- [DIRECTIVE]: Copy out each line of the material below with no changes.

- [ROWS]:
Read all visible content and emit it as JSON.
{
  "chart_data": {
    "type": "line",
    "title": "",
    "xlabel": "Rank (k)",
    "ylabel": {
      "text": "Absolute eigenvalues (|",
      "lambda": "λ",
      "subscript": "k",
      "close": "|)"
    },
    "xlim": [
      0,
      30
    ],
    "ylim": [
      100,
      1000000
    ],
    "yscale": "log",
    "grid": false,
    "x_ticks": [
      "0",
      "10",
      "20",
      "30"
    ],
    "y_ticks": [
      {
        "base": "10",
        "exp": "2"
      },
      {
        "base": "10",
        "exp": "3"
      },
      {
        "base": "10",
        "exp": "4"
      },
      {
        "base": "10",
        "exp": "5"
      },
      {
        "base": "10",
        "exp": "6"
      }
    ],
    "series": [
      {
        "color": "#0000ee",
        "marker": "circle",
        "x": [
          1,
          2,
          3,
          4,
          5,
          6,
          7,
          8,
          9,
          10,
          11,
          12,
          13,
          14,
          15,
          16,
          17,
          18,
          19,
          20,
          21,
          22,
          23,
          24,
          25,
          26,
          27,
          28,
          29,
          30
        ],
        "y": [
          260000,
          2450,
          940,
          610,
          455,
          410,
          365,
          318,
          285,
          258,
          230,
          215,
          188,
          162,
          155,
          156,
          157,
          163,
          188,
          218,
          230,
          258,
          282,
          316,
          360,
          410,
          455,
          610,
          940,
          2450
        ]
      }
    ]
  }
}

- [ANSWER TO THE EXERCISE]:
Read all visible content and emit it as JSON.
{
  "chart_data": {
    "type": "line",
    "title": "",
    "xlabel": "Rank (k)",
    "ylabel": {
      "text": "Absolute eigenvalues (|",
      "lambda": "λ",
      "subscript": "k",
      "close": "|)"
    },
    "xlim": [
      0,
      30
    ],
    "ylim": [
      100,
      1000000
    ],
    "yscale": "log",
    "grid": false,
    "x_ticks": [
      "0",
      "10",
      "20",
      "30"
    ],
    "y_ticks": [
      {
        "base": "10",
        "exp": "2"
      },
      {
        "base": "10",
        "exp": "3"
      },
      {
        "base": "10",
        "exp": "4"
      },
      {
        "base": "10",
        "exp": "5"
      },
      {
        "base": "10",
        "exp": "6"
      }
    ],
    "series": [
      {
        "color": "#0000ee",
        "marker": "circle",
        "x": [
          1,
          2,
          3,
          4,
          5,
          6,
          7,
          8,
          9,
          10,
          11,
          12,
          13,
          14,
          15,
          16,
          17,
          18,
          19,
          20,
          21,
          22,
          23,
          24,
          25,
          26,
          27,
          28,
          29,
          30
        ],
        "y": [
          260000,
          2450,
          940,
          610,
          455,
          410,
          365,
          318,
          285,
          258,
          230,
          215,
          188,
          162,
          155,
          156,
          157,
          163,
          188,
          218,
          230,
          258,
          282,
          316,
          360,
          410,
          455,
          610,
          940,
          2450
        ]
      }
    ]
  }
}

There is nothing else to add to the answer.